__Data__:
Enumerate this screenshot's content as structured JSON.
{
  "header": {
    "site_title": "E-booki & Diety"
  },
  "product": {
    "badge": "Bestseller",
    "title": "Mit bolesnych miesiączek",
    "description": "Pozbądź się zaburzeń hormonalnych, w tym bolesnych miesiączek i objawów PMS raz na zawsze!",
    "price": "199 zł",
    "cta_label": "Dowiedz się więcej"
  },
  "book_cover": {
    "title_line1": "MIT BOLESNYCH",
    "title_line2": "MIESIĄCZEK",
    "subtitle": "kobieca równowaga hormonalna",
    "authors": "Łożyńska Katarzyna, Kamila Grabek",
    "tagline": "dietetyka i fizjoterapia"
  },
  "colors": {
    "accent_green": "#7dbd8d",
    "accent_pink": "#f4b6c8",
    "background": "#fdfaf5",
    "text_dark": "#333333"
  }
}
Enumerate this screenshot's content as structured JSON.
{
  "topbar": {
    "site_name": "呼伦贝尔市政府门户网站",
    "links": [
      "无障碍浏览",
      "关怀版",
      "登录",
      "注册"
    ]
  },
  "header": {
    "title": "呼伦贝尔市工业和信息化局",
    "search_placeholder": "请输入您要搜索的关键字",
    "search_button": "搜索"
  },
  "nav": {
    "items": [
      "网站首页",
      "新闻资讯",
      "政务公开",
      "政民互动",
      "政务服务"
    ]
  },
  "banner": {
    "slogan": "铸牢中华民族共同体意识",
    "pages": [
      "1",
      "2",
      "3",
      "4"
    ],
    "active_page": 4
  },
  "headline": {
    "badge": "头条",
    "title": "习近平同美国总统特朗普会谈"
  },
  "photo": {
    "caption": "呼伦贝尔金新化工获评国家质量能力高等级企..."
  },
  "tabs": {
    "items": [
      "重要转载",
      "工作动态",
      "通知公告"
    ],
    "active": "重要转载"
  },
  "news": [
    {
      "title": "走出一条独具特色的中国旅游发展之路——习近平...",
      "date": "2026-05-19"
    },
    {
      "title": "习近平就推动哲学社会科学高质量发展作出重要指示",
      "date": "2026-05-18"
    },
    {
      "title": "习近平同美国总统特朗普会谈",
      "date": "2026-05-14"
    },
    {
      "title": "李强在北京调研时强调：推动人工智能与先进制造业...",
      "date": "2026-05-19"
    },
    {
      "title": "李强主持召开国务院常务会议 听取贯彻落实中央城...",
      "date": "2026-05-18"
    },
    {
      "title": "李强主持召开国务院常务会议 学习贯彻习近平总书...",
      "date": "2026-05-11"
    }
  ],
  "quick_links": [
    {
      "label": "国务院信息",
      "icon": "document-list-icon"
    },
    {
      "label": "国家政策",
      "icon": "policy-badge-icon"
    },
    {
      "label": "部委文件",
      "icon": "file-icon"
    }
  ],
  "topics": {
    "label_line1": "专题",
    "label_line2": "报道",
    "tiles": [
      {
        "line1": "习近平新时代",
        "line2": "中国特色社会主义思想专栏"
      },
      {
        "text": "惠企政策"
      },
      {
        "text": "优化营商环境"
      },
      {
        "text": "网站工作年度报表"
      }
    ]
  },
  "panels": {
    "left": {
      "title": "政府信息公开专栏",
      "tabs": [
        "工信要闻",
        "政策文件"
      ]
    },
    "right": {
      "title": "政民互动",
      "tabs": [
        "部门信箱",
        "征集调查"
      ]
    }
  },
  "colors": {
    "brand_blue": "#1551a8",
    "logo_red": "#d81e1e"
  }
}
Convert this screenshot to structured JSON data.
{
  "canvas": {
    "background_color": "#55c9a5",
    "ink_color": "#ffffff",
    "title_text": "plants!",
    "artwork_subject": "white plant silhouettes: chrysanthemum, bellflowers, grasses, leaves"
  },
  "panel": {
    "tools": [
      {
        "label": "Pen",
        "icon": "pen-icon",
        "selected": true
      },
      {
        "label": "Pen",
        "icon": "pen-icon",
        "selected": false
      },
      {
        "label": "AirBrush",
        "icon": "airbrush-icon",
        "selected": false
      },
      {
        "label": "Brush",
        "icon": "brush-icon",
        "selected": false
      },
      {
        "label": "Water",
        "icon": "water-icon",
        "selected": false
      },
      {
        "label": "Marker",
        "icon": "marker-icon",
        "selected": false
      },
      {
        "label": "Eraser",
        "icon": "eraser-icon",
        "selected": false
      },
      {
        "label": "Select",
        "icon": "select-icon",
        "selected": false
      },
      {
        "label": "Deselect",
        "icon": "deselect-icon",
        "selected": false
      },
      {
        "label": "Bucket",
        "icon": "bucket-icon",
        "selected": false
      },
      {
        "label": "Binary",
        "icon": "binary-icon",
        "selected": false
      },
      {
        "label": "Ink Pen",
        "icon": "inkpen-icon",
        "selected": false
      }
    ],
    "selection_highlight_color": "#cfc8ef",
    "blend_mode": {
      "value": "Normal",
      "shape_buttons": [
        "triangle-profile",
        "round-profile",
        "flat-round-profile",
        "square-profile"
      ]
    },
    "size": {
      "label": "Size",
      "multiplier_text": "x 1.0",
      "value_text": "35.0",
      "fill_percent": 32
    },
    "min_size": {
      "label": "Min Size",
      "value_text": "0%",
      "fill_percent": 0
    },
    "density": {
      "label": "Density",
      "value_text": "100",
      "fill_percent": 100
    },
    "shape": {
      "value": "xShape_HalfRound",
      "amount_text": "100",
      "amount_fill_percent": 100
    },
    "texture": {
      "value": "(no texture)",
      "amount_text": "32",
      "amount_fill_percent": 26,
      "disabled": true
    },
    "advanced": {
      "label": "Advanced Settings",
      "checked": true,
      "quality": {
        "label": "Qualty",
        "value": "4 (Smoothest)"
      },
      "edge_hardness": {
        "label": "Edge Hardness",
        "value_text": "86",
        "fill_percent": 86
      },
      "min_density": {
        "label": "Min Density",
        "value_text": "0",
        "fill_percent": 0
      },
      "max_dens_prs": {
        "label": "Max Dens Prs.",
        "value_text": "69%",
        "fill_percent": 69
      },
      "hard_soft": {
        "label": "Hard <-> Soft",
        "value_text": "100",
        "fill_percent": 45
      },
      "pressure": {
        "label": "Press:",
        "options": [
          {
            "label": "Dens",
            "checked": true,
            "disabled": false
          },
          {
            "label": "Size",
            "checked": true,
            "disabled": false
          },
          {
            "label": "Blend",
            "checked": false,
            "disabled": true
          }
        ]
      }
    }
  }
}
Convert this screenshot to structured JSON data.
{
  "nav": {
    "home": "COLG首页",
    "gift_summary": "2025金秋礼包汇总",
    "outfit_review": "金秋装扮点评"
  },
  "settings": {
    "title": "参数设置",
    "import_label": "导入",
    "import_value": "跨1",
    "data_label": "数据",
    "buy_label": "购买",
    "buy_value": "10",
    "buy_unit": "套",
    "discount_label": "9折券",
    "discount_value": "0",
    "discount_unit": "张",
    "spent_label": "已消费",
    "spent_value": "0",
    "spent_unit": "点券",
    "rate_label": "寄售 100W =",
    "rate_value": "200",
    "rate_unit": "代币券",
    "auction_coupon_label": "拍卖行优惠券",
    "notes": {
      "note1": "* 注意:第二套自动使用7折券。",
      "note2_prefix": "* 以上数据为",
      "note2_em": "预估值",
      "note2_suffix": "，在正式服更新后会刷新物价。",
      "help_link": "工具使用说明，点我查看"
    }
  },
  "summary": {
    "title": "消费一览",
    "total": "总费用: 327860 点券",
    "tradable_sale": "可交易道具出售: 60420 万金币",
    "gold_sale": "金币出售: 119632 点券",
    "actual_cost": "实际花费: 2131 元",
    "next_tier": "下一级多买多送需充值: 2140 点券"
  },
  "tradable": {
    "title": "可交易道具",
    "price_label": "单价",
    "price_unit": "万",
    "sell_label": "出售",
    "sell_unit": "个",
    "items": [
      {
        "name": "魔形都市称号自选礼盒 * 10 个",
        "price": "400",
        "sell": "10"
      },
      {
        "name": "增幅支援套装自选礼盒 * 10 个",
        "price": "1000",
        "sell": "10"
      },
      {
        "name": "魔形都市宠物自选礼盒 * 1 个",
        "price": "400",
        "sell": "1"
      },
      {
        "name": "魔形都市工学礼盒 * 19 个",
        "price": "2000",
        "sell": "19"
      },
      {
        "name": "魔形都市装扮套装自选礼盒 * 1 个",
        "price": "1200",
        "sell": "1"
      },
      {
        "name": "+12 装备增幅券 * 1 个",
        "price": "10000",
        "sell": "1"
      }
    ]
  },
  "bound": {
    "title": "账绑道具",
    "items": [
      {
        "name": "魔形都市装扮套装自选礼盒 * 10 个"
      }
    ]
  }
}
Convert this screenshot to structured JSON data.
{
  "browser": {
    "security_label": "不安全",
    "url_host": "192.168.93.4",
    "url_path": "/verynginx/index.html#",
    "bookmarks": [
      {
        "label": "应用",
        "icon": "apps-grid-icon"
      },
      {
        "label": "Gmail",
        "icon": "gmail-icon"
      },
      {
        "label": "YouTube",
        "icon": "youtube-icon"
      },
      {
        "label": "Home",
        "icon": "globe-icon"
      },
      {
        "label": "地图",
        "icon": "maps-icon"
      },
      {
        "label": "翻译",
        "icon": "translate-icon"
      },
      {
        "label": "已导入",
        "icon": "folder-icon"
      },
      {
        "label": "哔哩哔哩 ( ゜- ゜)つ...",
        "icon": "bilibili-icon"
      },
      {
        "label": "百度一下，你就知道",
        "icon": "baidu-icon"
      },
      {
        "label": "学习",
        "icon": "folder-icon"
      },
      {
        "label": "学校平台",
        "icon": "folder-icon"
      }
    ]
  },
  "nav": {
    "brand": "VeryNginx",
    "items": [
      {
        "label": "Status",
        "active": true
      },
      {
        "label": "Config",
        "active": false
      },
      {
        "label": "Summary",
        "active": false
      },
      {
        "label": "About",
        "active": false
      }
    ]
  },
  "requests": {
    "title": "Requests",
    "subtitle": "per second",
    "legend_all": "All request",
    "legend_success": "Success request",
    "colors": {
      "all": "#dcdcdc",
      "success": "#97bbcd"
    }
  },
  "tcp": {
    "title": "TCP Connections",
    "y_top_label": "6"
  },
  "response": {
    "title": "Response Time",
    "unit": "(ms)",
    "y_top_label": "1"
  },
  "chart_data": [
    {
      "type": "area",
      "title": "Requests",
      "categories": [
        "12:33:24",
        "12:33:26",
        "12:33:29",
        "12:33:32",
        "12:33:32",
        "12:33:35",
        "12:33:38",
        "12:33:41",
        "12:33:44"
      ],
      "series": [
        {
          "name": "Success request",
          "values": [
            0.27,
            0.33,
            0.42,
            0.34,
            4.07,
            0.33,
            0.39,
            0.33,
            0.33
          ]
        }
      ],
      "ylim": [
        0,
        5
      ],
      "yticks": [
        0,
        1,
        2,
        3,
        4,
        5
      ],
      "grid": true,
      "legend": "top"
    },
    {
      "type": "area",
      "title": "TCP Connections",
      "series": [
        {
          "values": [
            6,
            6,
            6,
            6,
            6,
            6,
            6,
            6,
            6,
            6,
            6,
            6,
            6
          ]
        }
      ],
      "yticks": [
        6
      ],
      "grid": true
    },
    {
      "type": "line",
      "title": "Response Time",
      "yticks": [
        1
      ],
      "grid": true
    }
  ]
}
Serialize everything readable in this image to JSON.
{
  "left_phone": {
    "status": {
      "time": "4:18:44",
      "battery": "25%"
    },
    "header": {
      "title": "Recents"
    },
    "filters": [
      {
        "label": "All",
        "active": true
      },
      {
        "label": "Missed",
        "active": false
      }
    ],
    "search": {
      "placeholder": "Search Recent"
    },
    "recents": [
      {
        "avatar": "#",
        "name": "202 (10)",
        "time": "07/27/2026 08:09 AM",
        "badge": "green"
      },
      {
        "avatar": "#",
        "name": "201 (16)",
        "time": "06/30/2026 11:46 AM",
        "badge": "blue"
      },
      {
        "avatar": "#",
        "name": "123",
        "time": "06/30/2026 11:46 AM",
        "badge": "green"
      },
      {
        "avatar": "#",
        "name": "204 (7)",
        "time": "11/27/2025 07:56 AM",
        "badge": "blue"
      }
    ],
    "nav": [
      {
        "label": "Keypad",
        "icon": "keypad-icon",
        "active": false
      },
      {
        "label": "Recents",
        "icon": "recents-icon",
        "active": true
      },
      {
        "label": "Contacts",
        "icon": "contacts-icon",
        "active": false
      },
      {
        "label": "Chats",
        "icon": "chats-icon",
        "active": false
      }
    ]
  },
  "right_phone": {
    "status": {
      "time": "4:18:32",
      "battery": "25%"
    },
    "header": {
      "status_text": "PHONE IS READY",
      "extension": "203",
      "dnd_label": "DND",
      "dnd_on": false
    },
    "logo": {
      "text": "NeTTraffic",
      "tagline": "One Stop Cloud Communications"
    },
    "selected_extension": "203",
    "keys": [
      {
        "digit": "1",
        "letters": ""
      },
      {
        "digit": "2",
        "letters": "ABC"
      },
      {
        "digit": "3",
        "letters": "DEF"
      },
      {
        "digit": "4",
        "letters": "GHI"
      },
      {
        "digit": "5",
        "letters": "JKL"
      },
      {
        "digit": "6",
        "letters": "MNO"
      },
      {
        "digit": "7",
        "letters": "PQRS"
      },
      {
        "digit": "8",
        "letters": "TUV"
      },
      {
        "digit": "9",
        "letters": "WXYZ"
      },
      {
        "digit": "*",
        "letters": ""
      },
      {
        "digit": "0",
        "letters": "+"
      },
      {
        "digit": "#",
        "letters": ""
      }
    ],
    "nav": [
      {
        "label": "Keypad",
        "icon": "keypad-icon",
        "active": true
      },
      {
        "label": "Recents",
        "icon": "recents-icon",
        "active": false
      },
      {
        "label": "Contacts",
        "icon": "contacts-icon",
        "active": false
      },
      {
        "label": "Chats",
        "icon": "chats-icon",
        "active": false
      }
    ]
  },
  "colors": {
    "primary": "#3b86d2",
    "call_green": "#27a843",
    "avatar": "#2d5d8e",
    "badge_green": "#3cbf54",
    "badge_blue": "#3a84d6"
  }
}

__Do this__:
From the material above, gather all lines that include the string "李强主持召开国务院常务会议" and copy them.

__Exercise output__:
      "title": "李强主持召开国务院常务会议 听取贯彻落实中央城...",
      "title": "李强主持召开国务院常务会议 学习贯彻习近平总书...",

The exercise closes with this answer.